__Exercise description__.
Find each line holding "Cubes" and copy it out.

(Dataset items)
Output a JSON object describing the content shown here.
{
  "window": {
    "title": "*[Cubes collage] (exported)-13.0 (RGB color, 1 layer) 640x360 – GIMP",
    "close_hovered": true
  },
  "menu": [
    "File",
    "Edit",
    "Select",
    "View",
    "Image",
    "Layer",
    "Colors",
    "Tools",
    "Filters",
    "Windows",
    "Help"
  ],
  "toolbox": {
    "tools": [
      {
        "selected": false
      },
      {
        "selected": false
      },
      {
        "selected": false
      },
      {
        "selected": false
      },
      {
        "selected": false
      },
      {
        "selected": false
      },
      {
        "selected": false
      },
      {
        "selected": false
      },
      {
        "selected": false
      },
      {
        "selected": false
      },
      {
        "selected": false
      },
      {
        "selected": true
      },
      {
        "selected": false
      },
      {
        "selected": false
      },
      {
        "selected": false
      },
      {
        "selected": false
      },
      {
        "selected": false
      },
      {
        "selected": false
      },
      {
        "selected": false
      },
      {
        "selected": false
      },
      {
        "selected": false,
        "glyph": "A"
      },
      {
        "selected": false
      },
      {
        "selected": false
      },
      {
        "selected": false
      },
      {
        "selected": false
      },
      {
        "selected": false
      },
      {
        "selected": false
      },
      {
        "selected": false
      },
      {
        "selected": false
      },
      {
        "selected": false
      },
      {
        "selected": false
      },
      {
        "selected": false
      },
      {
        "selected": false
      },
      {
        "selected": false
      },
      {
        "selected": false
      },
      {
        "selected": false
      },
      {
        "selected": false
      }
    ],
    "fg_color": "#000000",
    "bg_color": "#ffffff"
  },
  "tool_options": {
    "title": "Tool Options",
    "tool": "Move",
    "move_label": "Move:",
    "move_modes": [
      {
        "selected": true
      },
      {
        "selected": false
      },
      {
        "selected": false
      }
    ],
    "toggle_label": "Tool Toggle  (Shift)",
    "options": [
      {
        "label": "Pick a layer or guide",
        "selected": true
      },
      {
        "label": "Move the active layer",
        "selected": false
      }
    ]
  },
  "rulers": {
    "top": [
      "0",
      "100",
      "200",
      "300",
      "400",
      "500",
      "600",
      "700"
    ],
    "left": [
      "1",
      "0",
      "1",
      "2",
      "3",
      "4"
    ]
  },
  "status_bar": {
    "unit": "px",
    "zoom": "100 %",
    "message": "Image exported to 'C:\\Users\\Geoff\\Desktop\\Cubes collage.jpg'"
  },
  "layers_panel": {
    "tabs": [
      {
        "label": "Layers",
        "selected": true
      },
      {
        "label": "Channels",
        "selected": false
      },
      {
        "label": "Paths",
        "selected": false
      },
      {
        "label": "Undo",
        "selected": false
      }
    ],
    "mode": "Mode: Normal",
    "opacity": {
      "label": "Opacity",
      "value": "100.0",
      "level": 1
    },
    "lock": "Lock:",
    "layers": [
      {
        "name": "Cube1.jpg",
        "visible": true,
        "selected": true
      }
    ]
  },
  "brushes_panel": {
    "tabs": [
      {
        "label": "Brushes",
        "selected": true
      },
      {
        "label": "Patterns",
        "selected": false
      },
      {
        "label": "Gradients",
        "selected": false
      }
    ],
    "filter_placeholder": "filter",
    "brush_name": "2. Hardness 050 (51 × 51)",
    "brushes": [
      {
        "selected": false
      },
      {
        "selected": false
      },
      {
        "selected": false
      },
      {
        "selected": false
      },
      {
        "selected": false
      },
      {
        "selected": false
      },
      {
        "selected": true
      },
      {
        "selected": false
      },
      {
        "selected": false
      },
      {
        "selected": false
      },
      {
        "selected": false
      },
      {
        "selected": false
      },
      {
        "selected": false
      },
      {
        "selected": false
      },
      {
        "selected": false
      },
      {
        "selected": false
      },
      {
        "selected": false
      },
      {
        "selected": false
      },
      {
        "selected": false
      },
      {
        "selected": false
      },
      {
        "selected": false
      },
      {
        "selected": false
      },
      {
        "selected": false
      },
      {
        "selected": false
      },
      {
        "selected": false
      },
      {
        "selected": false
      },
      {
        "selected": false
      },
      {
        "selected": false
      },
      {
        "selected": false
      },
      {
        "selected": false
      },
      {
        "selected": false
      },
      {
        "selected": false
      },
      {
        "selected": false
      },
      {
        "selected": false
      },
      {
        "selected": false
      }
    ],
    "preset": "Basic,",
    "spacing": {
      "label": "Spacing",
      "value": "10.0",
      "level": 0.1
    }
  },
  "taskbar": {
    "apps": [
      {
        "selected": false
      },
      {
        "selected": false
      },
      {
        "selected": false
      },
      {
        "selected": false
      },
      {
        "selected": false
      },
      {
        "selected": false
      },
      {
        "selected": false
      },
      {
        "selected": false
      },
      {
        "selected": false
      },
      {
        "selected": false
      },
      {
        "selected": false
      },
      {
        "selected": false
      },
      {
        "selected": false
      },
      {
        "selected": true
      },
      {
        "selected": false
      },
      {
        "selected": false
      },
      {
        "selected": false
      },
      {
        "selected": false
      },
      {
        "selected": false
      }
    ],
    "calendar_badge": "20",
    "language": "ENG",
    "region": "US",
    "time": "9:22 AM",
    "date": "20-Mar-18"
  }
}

__Task output__.
    "title": "*[Cubes collage] (exported)-13.0 (RGB color, 1 layer) 640x360 – GIMP",
    "message": "Image exported to 'C:\\Users\\Geoff\\Desktop\\Cubes collage.jpg'"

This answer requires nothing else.